Directions for this task> Within the records, find every line that includes the word "containing" and copy it.

Dataset records>
--- --- ---

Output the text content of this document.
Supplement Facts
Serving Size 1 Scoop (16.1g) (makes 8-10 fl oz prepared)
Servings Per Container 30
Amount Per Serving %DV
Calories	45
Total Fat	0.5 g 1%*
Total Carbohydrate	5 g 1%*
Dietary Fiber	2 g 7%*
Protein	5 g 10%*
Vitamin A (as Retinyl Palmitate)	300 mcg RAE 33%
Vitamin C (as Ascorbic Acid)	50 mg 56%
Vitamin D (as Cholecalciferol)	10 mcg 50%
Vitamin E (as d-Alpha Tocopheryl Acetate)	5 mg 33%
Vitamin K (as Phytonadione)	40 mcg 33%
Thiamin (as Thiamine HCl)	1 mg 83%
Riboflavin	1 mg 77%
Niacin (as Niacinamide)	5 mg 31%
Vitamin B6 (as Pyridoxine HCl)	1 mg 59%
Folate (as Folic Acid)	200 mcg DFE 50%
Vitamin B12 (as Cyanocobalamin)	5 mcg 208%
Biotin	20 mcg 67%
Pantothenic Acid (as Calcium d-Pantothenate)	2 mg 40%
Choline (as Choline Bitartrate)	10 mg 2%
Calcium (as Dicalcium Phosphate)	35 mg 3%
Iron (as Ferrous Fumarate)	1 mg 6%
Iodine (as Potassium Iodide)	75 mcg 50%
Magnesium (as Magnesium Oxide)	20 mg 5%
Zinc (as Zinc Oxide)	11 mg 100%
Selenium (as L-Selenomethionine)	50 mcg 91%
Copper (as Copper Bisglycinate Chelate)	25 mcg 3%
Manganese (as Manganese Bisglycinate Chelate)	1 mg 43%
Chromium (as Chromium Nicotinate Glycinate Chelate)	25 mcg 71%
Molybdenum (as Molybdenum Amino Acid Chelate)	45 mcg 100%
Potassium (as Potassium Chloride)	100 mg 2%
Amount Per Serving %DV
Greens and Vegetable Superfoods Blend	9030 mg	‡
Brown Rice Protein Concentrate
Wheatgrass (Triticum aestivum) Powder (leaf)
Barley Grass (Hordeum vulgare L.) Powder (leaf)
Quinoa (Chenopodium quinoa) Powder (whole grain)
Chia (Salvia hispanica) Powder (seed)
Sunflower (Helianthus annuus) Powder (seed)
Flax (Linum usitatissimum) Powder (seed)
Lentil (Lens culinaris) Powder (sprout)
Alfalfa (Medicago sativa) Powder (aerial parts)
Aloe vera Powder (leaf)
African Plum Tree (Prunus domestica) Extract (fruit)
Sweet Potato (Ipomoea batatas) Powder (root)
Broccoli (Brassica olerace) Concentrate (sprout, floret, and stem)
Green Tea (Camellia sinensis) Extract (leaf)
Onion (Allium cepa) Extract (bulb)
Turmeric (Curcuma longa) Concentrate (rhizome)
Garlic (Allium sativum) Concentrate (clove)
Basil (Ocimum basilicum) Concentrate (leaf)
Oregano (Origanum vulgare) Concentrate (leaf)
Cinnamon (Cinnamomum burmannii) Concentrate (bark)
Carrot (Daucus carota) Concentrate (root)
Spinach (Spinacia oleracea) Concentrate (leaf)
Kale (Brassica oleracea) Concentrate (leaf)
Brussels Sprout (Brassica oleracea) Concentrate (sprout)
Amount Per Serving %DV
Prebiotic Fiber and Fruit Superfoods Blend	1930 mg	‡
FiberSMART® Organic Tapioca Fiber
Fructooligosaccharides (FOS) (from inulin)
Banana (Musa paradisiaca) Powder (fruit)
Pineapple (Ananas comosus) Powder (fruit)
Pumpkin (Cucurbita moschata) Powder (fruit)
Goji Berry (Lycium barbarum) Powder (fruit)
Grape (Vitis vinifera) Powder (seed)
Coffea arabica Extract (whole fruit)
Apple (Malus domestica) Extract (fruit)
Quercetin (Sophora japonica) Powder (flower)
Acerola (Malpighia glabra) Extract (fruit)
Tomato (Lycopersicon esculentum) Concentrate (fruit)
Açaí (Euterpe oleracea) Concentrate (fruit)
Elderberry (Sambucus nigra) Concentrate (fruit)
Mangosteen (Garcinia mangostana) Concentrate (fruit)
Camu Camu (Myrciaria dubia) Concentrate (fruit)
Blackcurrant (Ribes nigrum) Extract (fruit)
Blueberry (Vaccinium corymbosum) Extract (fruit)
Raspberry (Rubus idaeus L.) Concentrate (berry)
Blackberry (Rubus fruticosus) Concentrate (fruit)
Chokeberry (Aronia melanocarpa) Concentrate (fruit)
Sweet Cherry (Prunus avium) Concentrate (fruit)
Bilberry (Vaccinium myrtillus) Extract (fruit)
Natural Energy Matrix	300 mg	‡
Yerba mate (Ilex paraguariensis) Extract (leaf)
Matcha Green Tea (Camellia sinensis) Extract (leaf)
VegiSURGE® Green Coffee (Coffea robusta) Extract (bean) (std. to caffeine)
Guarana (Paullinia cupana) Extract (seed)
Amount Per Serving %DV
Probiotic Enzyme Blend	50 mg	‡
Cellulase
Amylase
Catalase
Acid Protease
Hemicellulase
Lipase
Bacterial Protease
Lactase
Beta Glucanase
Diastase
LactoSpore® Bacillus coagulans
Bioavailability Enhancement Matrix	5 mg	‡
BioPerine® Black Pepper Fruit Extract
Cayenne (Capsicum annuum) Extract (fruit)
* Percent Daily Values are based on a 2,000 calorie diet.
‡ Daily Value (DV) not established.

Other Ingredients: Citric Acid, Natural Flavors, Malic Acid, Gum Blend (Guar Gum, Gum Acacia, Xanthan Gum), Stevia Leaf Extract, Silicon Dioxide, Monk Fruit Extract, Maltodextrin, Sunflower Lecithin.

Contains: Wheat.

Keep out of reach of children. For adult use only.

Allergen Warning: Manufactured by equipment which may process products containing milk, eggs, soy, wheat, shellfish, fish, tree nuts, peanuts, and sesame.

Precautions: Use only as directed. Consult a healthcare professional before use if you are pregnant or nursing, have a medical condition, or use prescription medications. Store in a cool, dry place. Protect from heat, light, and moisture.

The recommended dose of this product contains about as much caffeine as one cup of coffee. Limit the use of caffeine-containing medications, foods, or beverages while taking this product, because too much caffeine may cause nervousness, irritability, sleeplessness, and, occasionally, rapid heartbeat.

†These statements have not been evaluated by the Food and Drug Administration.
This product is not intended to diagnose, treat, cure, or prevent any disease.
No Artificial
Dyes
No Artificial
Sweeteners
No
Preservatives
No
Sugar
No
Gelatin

--- --- ---

Exercise response>
Allergen Warning: Manufactured by equipment which may process products containing milk, eggs, soy, wheat, shellfish, fish, tree nuts, peanuts, and sesame.
The recommended dose of this product contains about as much caffeine as one cup of coffee. Limit the use of caffeine-containing medications, foods, or beverages while taking this product, because too much caffeine may cause nervousness, irritability, sleeplessness, and, occasionally, rapid heartbeat.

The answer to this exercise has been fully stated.